> THE TASK: Return each line containing the string "image".

Dataset records
— begin —

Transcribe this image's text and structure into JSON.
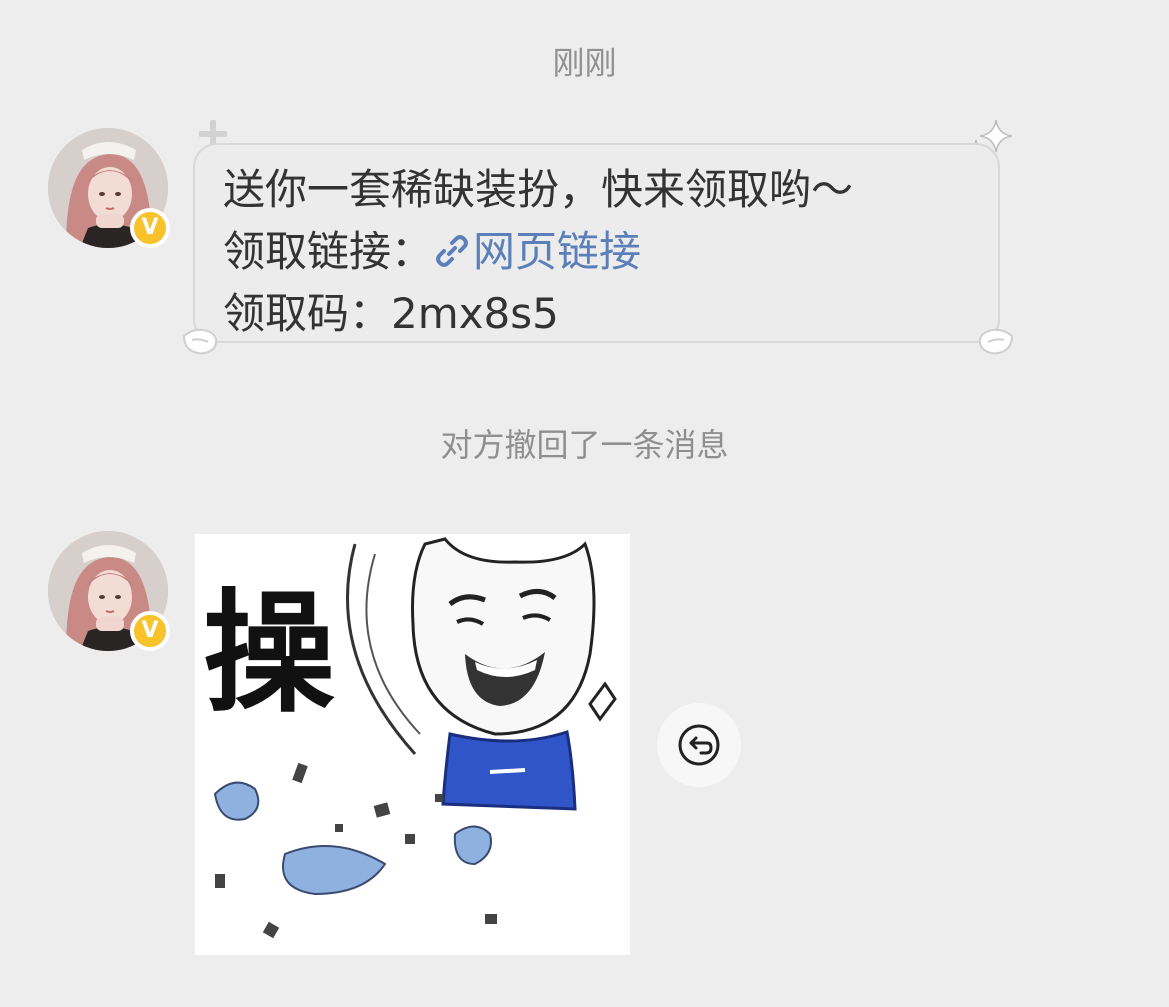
{
  "chat": {
    "timestamp": "刚刚",
    "system_notice": "对方撤回了一条消息",
    "messages": [
      {
        "type": "text",
        "avatar_icon": "avatar-photo",
        "verified_badge": "V",
        "lines": {
          "line1": "送你一套稀缺装扮，快来领取哟～",
          "line2_label": "领取链接：",
          "line2_link": "网页链接",
          "line3": "领取码：2mx8s5"
        }
      },
      {
        "type": "sticker",
        "avatar_icon": "avatar-photo",
        "verified_badge": "V",
        "sticker_text": "操"
      }
    ],
    "recall_button_icon": "undo-arrow-icon",
    "link_icon": "link-icon",
    "colors": {
      "background": "#ededed",
      "link": "#5b7fb9",
      "badge": "#f7c22a",
      "muted_text": "#8f8f8f"
    }
  }
}
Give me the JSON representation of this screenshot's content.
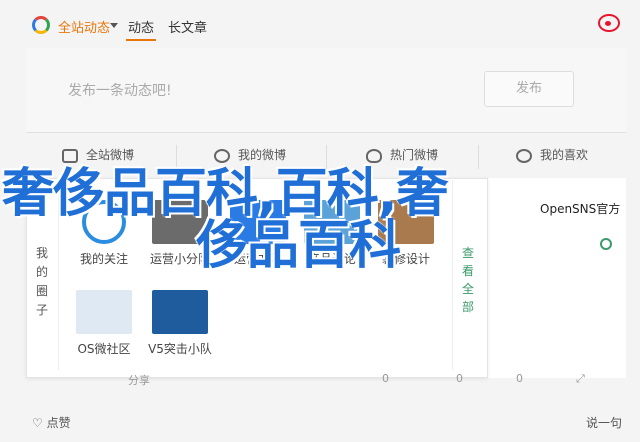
{
  "header": {
    "all_feed": "全站动态",
    "tab_dynamic": "动态",
    "tab_long": "长文章"
  },
  "composer": {
    "placeholder": "发布一条动态吧!",
    "publish": "发布"
  },
  "filters": [
    "全站微博",
    "我的微博",
    "热门微博",
    "我的喜欢"
  ],
  "panel": {
    "side_left": [
      "我",
      "的",
      "圈",
      "子"
    ],
    "side_right": [
      "查",
      "看",
      "全",
      "部"
    ],
    "apps": [
      {
        "label": "我的关注",
        "icon": "icon",
        "color": "#2b8de0"
      },
      {
        "label": "运营小分队",
        "icon": "icon",
        "color": "#6b6b6b"
      },
      {
        "label": "运营方法",
        "icon": "icon",
        "color": "#2a7be4"
      },
      {
        "label": "产品讨论",
        "icon": "icon",
        "color": "#5aa2d8"
      },
      {
        "label": "装修设计",
        "icon": "icon",
        "color": "#a87a4e"
      },
      {
        "label": "OS微社区",
        "icon": "icon",
        "color": "#dfe9f4"
      },
      {
        "label": "V5突击小队",
        "icon": "icon",
        "color": "#1f5c9e"
      }
    ]
  },
  "right": {
    "opensns": "OpenSNS官方"
  },
  "actions": {
    "share": "分享",
    "comments": "0",
    "reposts": "0",
    "likes": "0"
  },
  "footer": {
    "like": "点赞",
    "say": "说一句"
  },
  "overlay": {
    "line1": "奢侈品百科,百科,奢",
    "line2": "侈品百科"
  }
}
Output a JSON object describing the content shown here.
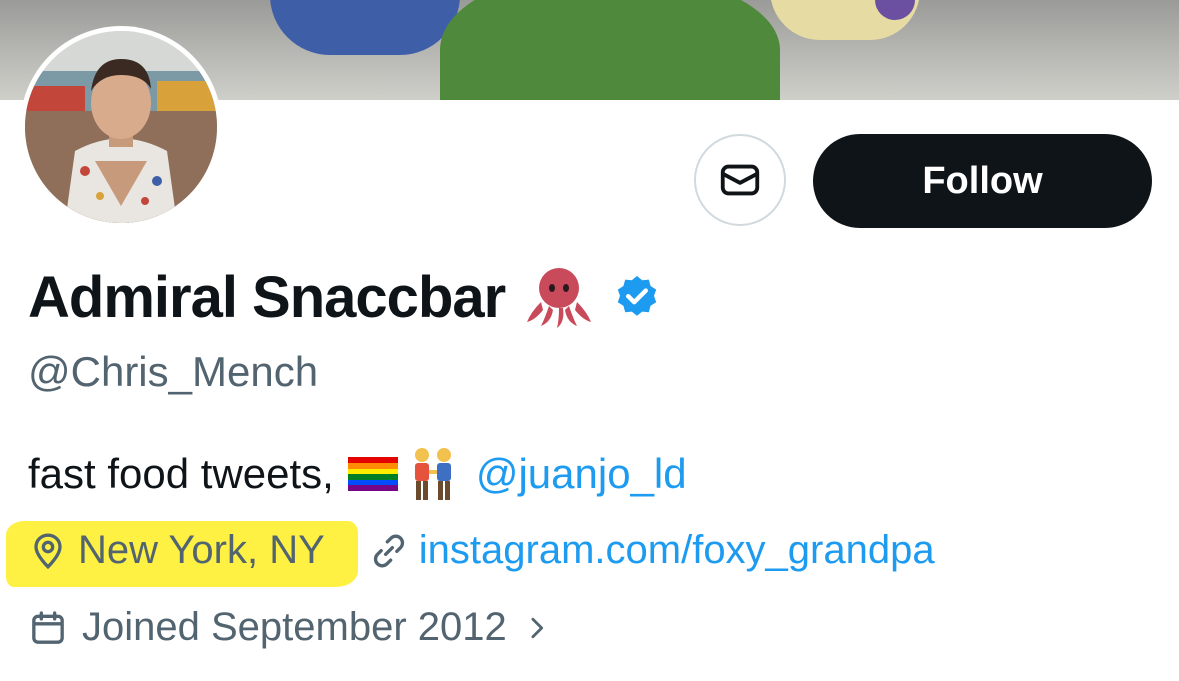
{
  "profile": {
    "display_name": "Admiral Snaccbar",
    "handle": "@Chris_Mench",
    "bio_text": "fast food tweets,",
    "bio_mention": "@juanjo_ld",
    "location": "New York, NY",
    "website": "instagram.com/foxy_grandpa",
    "joined": "Joined September 2012"
  },
  "actions": {
    "follow_label": "Follow"
  },
  "icons": {
    "message": "envelope-icon",
    "verified": "verified-badge-icon",
    "location": "location-pin-icon",
    "link": "link-icon",
    "calendar": "calendar-icon",
    "chevron": "chevron-right-icon"
  },
  "colors": {
    "accent": "#1d9bf0",
    "text_primary": "#0f1419",
    "text_secondary": "#536471",
    "follow_bg": "#0f1419",
    "highlight": "#fff03a"
  }
}
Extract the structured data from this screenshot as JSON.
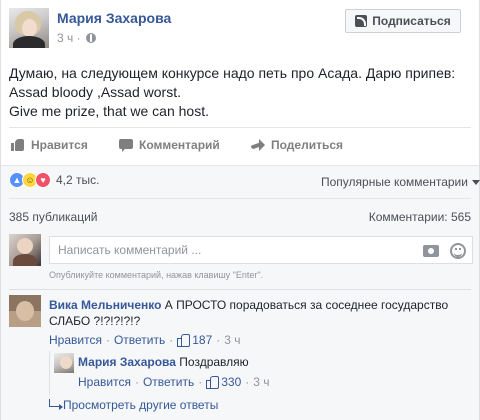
{
  "post": {
    "author": "Мария Захарова",
    "time": "3 ч",
    "subscribe_label": "Подписаться",
    "text_lines": [
      "Думаю, на следующем конкурсе надо петь про Асада. Дарю припев:",
      "Assad bloody ,Assad worst.",
      "Give me prize, that we can host."
    ]
  },
  "actions": {
    "like": "Нравится",
    "comment": "Комментарий",
    "share": "Поделиться"
  },
  "summary": {
    "reactions_count": "4,2 тыс.",
    "sort_label": "Популярные комментарии",
    "shares": "385 публикаций",
    "comments": "Комментарии: 565"
  },
  "composer": {
    "placeholder": "Написать комментарий ...",
    "hint": "Опубликуйте комментарий, нажав клавишу \"Enter\"."
  },
  "comments": [
    {
      "author": "Вика Мельниченко",
      "text": "А ПРОСТО порадоваться за соседнее государство СЛАБО ?!?!?!?!?",
      "like_label": "Нравится",
      "reply_label": "Ответить",
      "likes": "187",
      "time": "3 ч",
      "replies": [
        {
          "author": "Мария Захарова",
          "text": "Поздравляю",
          "like_label": "Нравится",
          "reply_label": "Ответить",
          "likes": "330",
          "time": "3 ч"
        }
      ]
    }
  ],
  "more_replies": "Просмотреть другие ответы",
  "icons": {
    "reactions": [
      "like-icon",
      "haha-icon",
      "love-icon"
    ],
    "privacy": "globe-icon"
  },
  "colors": {
    "link": "#365899",
    "muted": "#90949c",
    "like": "#5890ff",
    "love": "#f25268",
    "haha": "#fcd73f"
  }
}
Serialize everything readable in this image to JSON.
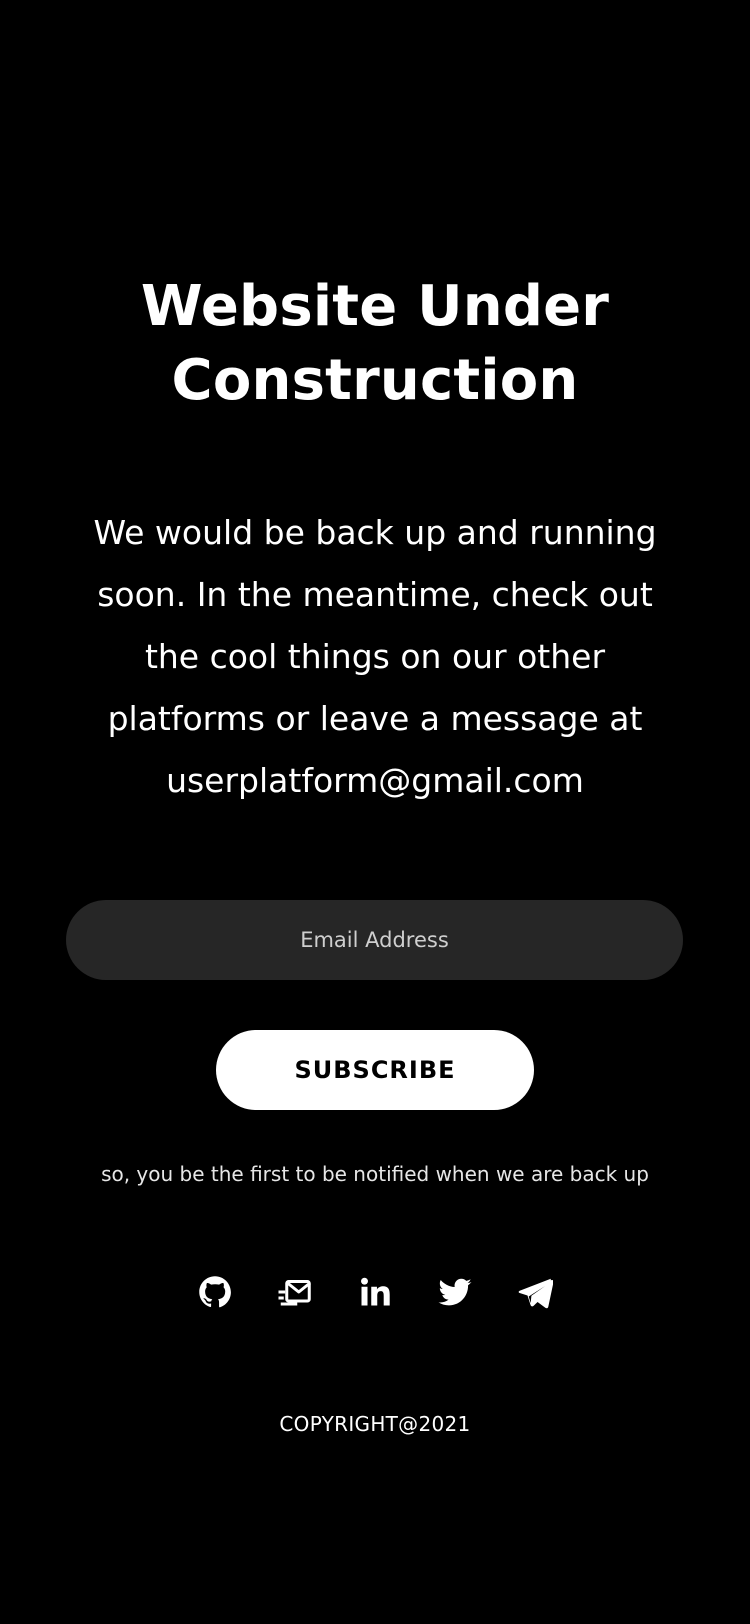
{
  "hero": {
    "title_line1": "Website Under",
    "title_line2": "Construction",
    "message": "We would be back up and running soon. In the meantime, check out the cool things on our other platforms or leave a message at userplatform@gmail.com"
  },
  "subscribe_form": {
    "email_placeholder": "Email Address",
    "email_value": "",
    "button_label": "SUBSCRIBE",
    "notice": "so, you be the first to be notified when we are back up"
  },
  "socials": [
    {
      "icon": "github-icon"
    },
    {
      "icon": "mail-icon"
    },
    {
      "icon": "linkedin-icon"
    },
    {
      "icon": "twitter-icon"
    },
    {
      "icon": "telegram-icon"
    }
  ],
  "footer": {
    "copyright": "COPYRIGHT@2021"
  },
  "colors": {
    "background": "#000000",
    "text": "#ffffff",
    "input_background": "#262626",
    "button_background": "#ffffff",
    "button_text": "#000000"
  }
}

— end —

> FINISHED EXERCISE:
Transcribe this image's text and structure into JSON.
Serialize everything readable in this image to JSON.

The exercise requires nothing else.